Go through the listing and pick out each line with the word "image" in it.

(Dataset rows)
--- Start ---
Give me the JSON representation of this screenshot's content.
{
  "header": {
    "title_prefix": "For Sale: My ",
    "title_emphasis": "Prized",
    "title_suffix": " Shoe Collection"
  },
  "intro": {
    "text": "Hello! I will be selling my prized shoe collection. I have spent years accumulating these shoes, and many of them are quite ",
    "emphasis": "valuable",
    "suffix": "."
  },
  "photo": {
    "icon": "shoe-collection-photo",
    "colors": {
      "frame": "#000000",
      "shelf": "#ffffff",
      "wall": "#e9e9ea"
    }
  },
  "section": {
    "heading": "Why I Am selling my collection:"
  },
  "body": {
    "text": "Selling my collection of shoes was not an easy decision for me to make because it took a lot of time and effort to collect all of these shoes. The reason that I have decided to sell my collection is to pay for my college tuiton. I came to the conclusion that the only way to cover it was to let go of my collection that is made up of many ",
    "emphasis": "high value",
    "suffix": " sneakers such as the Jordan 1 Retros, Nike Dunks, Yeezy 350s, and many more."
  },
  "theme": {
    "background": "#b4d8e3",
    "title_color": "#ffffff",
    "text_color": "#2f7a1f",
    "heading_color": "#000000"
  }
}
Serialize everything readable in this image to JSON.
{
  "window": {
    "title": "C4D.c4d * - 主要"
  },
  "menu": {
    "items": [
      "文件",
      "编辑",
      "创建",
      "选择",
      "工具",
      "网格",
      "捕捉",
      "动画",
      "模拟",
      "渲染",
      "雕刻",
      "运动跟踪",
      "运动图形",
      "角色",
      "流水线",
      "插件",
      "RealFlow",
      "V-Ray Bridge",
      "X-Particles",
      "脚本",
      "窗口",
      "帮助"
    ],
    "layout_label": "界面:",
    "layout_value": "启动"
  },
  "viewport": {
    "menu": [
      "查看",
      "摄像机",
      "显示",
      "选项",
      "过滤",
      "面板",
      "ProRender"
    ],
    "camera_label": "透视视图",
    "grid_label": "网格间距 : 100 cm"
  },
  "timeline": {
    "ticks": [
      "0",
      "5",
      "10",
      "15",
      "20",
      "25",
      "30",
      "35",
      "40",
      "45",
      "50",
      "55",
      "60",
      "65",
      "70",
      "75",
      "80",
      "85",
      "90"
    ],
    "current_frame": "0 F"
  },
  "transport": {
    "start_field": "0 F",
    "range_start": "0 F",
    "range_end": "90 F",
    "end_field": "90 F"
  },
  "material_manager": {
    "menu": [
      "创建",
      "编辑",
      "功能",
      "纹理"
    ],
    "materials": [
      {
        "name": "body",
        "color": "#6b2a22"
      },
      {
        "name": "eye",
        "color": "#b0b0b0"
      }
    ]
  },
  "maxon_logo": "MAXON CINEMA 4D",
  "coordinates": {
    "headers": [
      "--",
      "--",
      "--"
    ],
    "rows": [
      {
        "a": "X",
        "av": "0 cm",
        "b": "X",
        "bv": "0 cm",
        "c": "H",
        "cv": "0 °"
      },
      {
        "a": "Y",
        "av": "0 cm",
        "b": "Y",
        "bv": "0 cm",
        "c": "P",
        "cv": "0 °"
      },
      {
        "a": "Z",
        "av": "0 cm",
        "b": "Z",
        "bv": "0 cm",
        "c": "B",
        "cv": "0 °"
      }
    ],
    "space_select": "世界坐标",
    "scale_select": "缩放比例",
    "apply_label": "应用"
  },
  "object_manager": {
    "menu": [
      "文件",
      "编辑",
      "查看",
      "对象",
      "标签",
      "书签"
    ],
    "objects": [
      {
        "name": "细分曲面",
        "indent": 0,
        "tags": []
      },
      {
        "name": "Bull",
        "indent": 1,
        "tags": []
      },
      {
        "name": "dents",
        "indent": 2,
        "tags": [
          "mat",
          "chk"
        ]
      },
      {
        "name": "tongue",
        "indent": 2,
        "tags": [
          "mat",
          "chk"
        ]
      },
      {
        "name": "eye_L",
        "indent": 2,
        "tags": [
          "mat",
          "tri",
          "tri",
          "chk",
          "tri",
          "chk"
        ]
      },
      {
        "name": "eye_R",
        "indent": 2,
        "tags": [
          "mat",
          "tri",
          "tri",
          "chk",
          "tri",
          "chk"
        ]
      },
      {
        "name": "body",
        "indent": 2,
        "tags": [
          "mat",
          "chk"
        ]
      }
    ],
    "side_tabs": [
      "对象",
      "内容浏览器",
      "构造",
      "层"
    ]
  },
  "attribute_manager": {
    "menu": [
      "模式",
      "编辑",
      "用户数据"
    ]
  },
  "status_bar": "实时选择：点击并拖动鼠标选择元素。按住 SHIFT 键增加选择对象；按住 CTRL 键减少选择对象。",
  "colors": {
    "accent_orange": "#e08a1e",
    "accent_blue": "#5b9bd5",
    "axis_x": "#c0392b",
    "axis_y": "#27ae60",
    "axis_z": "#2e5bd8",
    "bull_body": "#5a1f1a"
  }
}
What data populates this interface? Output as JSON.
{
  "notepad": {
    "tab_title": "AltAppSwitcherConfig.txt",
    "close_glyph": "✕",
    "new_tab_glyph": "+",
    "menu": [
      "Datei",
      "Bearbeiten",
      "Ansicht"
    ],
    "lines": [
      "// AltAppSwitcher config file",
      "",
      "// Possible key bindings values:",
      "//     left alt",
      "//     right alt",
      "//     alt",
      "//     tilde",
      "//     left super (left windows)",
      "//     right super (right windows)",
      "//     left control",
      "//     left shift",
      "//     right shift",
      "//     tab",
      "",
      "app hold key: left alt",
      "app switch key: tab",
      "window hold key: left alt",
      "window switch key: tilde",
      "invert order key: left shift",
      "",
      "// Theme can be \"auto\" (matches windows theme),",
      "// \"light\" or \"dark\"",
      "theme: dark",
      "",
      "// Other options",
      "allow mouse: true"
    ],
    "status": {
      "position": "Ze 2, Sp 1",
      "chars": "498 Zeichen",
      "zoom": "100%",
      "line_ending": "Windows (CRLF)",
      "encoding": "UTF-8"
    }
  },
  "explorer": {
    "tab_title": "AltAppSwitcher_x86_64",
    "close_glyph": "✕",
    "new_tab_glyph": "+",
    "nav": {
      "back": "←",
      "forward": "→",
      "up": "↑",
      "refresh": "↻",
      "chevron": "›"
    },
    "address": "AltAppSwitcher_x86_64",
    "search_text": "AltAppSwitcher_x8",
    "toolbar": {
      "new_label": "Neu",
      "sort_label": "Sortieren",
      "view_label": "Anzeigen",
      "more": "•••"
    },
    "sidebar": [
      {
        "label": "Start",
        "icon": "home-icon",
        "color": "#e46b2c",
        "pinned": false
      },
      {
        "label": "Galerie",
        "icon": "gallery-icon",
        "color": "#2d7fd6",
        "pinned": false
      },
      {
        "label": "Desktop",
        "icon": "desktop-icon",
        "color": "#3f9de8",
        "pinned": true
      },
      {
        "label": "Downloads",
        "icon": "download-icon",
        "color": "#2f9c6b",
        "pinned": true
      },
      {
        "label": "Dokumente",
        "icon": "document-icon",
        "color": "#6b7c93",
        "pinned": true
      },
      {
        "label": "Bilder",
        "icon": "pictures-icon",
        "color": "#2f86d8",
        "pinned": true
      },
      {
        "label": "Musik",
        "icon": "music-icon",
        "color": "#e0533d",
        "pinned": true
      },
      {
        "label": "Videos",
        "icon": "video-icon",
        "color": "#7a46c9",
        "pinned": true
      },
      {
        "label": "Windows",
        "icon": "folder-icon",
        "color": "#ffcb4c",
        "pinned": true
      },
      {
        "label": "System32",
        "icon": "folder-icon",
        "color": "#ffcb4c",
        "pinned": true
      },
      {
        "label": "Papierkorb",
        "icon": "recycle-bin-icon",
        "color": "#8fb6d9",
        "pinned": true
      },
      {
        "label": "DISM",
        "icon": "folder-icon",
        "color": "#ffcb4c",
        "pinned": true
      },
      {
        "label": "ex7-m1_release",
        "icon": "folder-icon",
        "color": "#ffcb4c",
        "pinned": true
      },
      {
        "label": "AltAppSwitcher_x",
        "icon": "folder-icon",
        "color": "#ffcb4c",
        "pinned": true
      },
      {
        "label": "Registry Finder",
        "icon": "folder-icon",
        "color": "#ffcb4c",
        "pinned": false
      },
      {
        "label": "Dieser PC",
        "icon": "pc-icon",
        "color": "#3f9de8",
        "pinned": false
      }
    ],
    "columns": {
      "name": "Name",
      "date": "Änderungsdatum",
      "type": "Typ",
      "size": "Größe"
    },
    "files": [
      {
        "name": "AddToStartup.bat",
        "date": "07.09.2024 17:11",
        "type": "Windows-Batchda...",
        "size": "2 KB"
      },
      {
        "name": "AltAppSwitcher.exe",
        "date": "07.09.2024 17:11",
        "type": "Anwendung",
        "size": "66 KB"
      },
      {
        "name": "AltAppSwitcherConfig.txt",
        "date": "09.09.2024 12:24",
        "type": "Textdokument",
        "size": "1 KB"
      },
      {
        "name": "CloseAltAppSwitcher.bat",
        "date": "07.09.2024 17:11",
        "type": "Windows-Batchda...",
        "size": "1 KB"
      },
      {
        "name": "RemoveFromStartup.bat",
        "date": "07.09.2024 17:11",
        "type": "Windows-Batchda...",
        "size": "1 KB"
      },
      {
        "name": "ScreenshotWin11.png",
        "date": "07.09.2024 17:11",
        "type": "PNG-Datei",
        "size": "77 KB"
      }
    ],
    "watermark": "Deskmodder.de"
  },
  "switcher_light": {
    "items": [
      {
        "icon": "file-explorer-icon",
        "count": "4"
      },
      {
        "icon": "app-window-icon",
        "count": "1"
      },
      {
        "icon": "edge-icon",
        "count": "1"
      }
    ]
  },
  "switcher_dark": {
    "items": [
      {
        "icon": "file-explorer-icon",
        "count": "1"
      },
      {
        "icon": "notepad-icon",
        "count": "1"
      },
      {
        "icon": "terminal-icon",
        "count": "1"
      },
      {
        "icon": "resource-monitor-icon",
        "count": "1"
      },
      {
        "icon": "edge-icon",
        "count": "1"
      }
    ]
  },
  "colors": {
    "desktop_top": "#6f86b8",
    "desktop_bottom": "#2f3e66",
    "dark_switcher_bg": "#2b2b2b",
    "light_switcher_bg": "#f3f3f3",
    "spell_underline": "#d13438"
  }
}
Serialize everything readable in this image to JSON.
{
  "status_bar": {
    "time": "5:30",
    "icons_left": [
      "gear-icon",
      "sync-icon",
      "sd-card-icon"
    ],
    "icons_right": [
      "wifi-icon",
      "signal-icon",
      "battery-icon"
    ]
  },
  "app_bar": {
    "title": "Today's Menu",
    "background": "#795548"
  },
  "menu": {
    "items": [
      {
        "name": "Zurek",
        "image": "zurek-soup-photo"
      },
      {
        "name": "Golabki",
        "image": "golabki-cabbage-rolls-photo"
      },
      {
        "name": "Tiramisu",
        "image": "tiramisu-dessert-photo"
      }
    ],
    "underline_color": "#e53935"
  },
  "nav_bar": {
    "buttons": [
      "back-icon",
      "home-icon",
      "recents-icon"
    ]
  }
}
--- End ---
▶ [WRITTEN RESPONSE]:
Serialize everything readable in this image to JSON.
Serialize everything readable in this image to JSON.
        "image": "zurek-soup-photo"
        "image": "golabki-cabbage-rolls-photo"
        "image": "tiramisu-dessert-photo"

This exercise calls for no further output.